Directive: Output all lines exactly, with nothing added or dropped.

Data extracted from a collection:
^^^^

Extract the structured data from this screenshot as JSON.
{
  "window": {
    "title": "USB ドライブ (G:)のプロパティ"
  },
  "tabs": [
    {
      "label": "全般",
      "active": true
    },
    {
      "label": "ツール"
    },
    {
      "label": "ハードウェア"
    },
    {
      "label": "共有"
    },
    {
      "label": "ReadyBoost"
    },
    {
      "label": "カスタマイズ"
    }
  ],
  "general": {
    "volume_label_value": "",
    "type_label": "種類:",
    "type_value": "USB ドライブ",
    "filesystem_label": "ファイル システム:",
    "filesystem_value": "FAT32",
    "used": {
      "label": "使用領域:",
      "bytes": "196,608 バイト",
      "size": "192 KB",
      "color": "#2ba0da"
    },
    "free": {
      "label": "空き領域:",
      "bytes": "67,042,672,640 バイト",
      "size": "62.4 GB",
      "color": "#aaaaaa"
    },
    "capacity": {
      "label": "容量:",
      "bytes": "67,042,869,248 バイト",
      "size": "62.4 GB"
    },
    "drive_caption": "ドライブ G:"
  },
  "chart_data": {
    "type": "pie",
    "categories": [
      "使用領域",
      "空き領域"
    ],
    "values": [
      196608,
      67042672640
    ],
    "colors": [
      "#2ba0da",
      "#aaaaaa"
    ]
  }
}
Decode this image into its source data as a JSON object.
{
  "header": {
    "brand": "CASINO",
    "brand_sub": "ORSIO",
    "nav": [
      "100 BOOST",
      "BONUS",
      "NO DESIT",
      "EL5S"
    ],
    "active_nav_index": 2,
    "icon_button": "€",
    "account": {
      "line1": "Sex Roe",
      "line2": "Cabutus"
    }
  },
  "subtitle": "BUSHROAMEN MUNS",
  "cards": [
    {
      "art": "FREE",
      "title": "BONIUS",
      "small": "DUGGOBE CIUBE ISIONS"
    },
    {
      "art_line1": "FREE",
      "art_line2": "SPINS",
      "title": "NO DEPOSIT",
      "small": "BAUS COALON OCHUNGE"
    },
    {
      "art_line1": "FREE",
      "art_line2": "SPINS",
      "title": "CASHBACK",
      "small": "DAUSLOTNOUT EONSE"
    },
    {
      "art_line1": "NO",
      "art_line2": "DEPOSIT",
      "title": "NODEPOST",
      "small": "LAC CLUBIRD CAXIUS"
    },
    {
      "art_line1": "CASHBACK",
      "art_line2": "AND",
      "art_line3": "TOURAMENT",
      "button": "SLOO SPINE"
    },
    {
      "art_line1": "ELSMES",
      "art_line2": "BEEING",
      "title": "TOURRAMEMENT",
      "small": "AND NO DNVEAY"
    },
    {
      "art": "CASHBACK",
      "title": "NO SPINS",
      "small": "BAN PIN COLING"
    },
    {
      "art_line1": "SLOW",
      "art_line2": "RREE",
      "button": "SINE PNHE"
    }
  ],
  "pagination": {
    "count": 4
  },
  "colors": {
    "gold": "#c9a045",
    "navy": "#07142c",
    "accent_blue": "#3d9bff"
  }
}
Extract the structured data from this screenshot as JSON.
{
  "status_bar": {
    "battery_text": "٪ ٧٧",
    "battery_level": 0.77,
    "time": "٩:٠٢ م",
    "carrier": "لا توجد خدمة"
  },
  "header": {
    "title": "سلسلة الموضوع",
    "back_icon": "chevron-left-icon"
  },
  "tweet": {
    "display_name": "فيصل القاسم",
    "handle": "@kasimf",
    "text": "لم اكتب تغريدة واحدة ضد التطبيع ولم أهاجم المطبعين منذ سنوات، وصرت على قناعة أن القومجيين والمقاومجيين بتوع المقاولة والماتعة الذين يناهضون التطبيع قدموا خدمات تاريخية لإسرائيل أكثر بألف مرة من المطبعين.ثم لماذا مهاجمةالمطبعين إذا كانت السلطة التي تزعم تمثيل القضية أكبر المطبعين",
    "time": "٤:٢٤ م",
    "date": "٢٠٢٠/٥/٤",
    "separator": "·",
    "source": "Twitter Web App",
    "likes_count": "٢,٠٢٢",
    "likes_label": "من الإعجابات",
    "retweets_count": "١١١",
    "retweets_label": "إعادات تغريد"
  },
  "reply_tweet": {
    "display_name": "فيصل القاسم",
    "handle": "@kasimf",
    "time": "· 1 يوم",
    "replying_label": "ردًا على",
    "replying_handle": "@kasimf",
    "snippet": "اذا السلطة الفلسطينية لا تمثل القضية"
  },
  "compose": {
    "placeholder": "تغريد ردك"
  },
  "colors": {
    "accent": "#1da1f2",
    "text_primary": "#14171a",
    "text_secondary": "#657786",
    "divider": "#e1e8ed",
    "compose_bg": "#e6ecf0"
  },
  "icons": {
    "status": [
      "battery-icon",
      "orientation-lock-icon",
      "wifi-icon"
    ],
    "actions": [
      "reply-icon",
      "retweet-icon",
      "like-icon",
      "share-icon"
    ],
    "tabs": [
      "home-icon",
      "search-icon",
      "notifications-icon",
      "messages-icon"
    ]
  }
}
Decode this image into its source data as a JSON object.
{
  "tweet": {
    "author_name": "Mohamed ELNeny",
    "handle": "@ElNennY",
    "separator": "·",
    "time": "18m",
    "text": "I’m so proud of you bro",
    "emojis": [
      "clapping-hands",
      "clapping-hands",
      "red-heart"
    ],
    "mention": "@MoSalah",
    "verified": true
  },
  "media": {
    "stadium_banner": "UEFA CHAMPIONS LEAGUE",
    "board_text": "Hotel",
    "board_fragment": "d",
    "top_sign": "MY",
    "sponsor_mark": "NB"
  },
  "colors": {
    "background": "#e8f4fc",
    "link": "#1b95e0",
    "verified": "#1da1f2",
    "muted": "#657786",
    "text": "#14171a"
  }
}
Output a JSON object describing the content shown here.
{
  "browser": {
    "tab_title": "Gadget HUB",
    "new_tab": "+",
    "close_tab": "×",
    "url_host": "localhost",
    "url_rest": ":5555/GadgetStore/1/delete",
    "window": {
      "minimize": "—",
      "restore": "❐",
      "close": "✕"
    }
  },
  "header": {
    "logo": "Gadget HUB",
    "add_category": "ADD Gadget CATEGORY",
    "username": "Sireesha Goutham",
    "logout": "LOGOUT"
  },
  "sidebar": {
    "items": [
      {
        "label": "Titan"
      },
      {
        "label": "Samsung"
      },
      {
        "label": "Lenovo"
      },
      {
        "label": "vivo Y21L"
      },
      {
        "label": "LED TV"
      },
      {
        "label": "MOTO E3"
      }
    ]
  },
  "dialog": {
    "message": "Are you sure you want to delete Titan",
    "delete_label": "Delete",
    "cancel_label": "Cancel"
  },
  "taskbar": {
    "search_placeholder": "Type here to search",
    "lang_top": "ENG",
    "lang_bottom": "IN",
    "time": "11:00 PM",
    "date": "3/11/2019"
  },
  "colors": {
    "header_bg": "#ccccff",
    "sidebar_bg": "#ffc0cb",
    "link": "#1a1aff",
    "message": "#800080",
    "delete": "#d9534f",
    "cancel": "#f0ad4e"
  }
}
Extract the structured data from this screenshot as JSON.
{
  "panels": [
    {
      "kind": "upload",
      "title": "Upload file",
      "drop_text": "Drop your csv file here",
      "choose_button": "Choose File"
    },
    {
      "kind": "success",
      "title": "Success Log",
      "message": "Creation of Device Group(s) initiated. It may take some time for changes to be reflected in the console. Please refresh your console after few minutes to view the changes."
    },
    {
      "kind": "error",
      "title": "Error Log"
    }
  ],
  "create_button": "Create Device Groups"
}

^^^^

Answer in full:
Extract the structured data from this screenshot as JSON.
{
  "window": {
    "title": "USB ドライブ (G:)のプロパティ"
  },
  "tabs": [
    {
      "label": "全般",
      "active": true
    },
    {
      "label": "ツール"
    },
    {
      "label": "ハードウェア"
    },
    {
      "label": "共有"
    },
    {
      "label": "ReadyBoost"
    },
    {
      "label": "カスタマイズ"
    }
  ],
  "general": {
    "volume_label_value": "",
    "type_label": "種類:",
    "type_value": "USB ドライブ",
    "filesystem_label": "ファイル システム:",
    "filesystem_value": "FAT32",
    "used": {
      "label": "使用領域:",
      "bytes": "196,608 バイト",
      "size": "192 KB",
      "color": "#2ba0da"
    },
    "free": {
      "label": "空き領域:",
      "bytes": "67,042,672,640 バイト",
      "size": "62.4 GB",
      "color": "#aaaaaa"
    },
    "capacity": {
      "label": "容量:",
      "bytes": "67,042,869,248 バイト",
      "size": "62.4 GB"
    },
    "drive_caption": "ドライブ G:"
  },
  "chart_data": {
    "type": "pie",
    "categories": [
      "使用領域",
      "空き領域"
    ],
    "values": [
      196608,
      67042672640
    ],
    "colors": [
      "#2ba0da",
      "#aaaaaa"
    ]
  }
}
Decode this image into its source data as a JSON object.
{
  "header": {
    "brand": "CASINO",
    "brand_sub": "ORSIO",
    "nav": [
      "100 BOOST",
      "BONUS",
      "NO DESIT",
      "EL5S"
    ],
    "active_nav_index": 2,
    "icon_button": "€",
    "account": {
      "line1": "Sex Roe",
      "line2": "Cabutus"
    }
  },
  "subtitle": "BUSHROAMEN MUNS",
  "cards": [
    {
      "art": "FREE",
      "title": "BONIUS",
      "small": "DUGGOBE CIUBE ISIONS"
    },
    {
      "art_line1": "FREE",
      "art_line2": "SPINS",
      "title": "NO DEPOSIT",
      "small": "BAUS COALON OCHUNGE"
    },
    {
      "art_line1": "FREE",
      "art_line2": "SPINS",
      "title": "CASHBACK",
      "small": "DAUSLOTNOUT EONSE"
    },
    {
      "art_line1": "NO",
      "art_line2": "DEPOSIT",
      "title": "NODEPOST",
      "small": "LAC CLUBIRD CAXIUS"
    },
    {
      "art_line1": "CASHBACK",
      "art_line2": "AND",
      "art_line3": "TOURAMENT",
      "button": "SLOO SPINE"
    },
    {
      "art_line1": "ELSMES",
      "art_line2": "BEEING",
      "title": "TOURRAMEMENT",
      "small": "AND NO DNVEAY"
    },
    {
      "art": "CASHBACK",
      "title": "NO SPINS",
      "small": "BAN PIN COLING"
    },
    {
      "art_line1": "SLOW",
      "art_line2": "RREE",
      "button": "SINE PNHE"
    }
  ],
  "pagination": {
    "count": 4
  },
  "colors": {
    "gold": "#c9a045",
    "navy": "#07142c",
    "accent_blue": "#3d9bff"
  }
}
Extract the structured data from this screenshot as JSON.
{
  "status_bar": {
    "battery_text": "٪ ٧٧",
    "battery_level": 0.77,
    "time": "٩:٠٢ م",
    "carrier": "لا توجد خدمة"
  },
  "header": {
    "title": "سلسلة الموضوع",
    "back_icon": "chevron-left-icon"
  },
  "tweet": {
    "display_name": "فيصل القاسم",
    "handle": "@kasimf",
    "text": "لم اكتب تغريدة واحدة ضد التطبيع ولم أهاجم المطبعين منذ سنوات، وصرت على قناعة أن القومجيين والمقاومجيين بتوع المقاولة والماتعة الذين يناهضون التطبيع قدموا خدمات تاريخية لإسرائيل أكثر بألف مرة من المطبعين.ثم لماذا مهاجمةالمطبعين إذا كانت السلطة التي تزعم تمثيل القضية أكبر المطبعين",
    "time": "٤:٢٤ م",
    "date": "٢٠٢٠/٥/٤",
    "separator": "·",
    "source": "Twitter Web App",
    "likes_count": "٢,٠٢٢",
    "likes_label": "من الإعجابات",
    "retweets_count": "١١١",
    "retweets_label": "إعادات تغريد"
  },
  "reply_tweet": {
    "display_name": "فيصل القاسم",
    "handle": "@kasimf",
    "time": "· 1 يوم",
    "replying_label": "ردًا على",
    "replying_handle": "@kasimf",
    "snippet": "اذا السلطة الفلسطينية لا تمثل القضية"
  },
  "compose": {
    "placeholder": "تغريد ردك"
  },
  "colors": {
    "accent": "#1da1f2",
    "text_primary": "#14171a",
    "text_secondary": "#657786",
    "divider": "#e1e8ed",
    "compose_bg": "#e6ecf0"
  },
  "icons": {
    "status": [
      "battery-icon",
      "orientation-lock-icon",
      "wifi-icon"
    ],
    "actions": [
      "reply-icon",
      "retweet-icon",
      "like-icon",
      "share-icon"
    ],
    "tabs": [
      "home-icon",
      "search-icon",
      "notifications-icon",
      "messages-icon"
    ]
  }
}
Decode this image into its source data as a JSON object.
{
  "tweet": {
    "author_name": "Mohamed ELNeny",
    "handle": "@ElNennY",
    "separator": "·",
    "time": "18m",
    "text": "I’m so proud of you bro",
    "emojis": [
      "clapping-hands",
      "clapping-hands",
      "red-heart"
    ],
    "mention": "@MoSalah",
    "verified": true
  },
  "media": {
    "stadium_banner": "UEFA CHAMPIONS LEAGUE",
    "board_text": "Hotel",
    "board_fragment": "d",
    "top_sign": "MY",
    "sponsor_mark": "NB"
  },
  "colors": {
    "background": "#e8f4fc",
    "link": "#1b95e0",
    "verified": "#1da1f2",
    "muted": "#657786",
    "text": "#14171a"
  }
}
Output a JSON object describing the content shown here.
{
  "browser": {
    "tab_title": "Gadget HUB",
    "new_tab": "+",
    "close_tab": "×",
    "url_host": "localhost",
    "url_rest": ":5555/GadgetStore/1/delete",
    "window": {
      "minimize": "—",
      "restore": "❐",
      "close": "✕"
    }
  },
  "header": {
    "logo": "Gadget HUB",
    "add_category": "ADD Gadget CATEGORY",
    "username": "Sireesha Goutham",
    "logout": "LOGOUT"
  },
  "sidebar": {
    "items": [
      {
        "label": "Titan"
      },
      {
        "label": "Samsung"
      },
      {
        "label": "Lenovo"
      },
      {
        "label": "vivo Y21L"
      },
      {
        "label": "LED TV"
      },
      {
        "label": "MOTO E3"
      }
    ]
  },
  "dialog": {
    "message": "Are you sure you want to delete Titan",
    "delete_label": "Delete",
    "cancel_label": "Cancel"
  },
  "taskbar": {
    "search_placeholder": "Type here to search",
    "lang_top": "ENG",
    "lang_bottom": "IN",
    "time": "11:00 PM",
    "date": "3/11/2019"
  },
  "colors": {
    "header_bg": "#ccccff",
    "sidebar_bg": "#ffc0cb",
    "link": "#1a1aff",
    "message": "#800080",
    "delete": "#d9534f",
    "cancel": "#f0ad4e"
  }
}
Extract the structured data from this screenshot as JSON.
{
  "panels": [
    {
      "kind": "upload",
      "title": "Upload file",
      "drop_text": "Drop your csv file here",
      "choose_button": "Choose File"
    },
    {
      "kind": "success",
      "title": "Success Log",
      "message": "Creation of Device Group(s) initiated. It may take some time for changes to be reflected in the console. Please refresh your console after few minutes to view the changes."
    },
    {
      "kind": "error",
      "title": "Error Log"
    }
  ],
  "create_button": "Create Device Groups"
}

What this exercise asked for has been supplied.